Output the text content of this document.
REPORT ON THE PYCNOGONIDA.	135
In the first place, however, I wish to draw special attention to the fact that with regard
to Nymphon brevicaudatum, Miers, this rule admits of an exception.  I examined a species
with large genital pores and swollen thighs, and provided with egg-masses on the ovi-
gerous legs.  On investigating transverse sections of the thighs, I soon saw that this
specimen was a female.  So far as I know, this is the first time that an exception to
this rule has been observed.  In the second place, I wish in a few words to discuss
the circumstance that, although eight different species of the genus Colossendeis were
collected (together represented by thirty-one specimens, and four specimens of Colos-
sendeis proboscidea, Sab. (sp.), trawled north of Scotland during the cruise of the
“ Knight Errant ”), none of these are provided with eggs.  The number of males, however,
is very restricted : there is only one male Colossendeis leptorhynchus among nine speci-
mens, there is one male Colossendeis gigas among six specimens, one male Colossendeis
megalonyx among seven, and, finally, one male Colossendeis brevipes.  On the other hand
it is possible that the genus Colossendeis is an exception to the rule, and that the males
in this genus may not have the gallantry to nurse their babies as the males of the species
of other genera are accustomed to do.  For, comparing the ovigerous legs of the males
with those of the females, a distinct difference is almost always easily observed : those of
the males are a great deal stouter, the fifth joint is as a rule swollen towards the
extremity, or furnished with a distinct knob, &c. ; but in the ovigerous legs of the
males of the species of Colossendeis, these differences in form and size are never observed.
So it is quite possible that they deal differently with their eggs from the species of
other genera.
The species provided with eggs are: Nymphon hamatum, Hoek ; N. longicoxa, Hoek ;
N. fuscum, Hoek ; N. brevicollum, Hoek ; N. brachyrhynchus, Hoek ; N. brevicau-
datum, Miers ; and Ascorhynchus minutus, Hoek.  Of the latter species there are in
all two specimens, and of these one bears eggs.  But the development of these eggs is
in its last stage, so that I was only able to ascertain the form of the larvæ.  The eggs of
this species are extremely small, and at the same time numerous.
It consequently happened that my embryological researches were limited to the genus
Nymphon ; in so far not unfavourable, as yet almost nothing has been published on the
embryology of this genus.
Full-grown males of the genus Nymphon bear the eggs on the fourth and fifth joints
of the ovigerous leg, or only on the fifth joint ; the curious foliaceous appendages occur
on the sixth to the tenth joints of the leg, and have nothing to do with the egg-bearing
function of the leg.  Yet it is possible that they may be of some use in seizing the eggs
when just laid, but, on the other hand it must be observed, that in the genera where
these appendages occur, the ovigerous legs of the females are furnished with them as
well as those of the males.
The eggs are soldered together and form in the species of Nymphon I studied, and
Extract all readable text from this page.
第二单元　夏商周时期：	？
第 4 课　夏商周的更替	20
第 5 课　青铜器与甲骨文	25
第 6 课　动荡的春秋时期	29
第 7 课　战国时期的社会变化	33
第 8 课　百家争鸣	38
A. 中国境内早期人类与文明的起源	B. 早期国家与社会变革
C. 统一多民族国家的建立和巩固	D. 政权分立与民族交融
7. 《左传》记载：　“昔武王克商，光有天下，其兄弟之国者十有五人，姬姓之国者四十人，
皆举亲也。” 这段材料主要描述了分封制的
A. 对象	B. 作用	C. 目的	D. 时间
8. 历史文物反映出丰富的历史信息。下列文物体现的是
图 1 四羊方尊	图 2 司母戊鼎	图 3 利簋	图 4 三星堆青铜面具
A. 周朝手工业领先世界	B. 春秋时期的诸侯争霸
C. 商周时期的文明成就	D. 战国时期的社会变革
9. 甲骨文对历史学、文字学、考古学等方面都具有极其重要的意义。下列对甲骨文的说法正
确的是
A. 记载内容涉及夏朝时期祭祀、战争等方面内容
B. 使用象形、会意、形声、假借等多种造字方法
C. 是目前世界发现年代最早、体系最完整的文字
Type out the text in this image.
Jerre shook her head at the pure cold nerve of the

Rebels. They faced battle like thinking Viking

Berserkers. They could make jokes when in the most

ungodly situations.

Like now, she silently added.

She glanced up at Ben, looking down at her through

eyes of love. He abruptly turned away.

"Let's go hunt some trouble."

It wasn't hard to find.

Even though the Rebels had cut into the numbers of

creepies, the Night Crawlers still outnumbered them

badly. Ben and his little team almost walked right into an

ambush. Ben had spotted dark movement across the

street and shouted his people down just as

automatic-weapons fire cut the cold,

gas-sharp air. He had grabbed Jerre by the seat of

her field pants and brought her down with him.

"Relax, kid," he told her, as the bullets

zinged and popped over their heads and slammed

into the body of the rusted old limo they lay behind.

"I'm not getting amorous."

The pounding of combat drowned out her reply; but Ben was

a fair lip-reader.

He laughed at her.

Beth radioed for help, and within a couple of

What you should do:
Copy every line of the listing containing the string "deal".

Solution to the exercise:
the males are a great deal stouter, the fifth joint is as a rule swollen towards the
So it is quite possible that they deal differently with their eggs from the species of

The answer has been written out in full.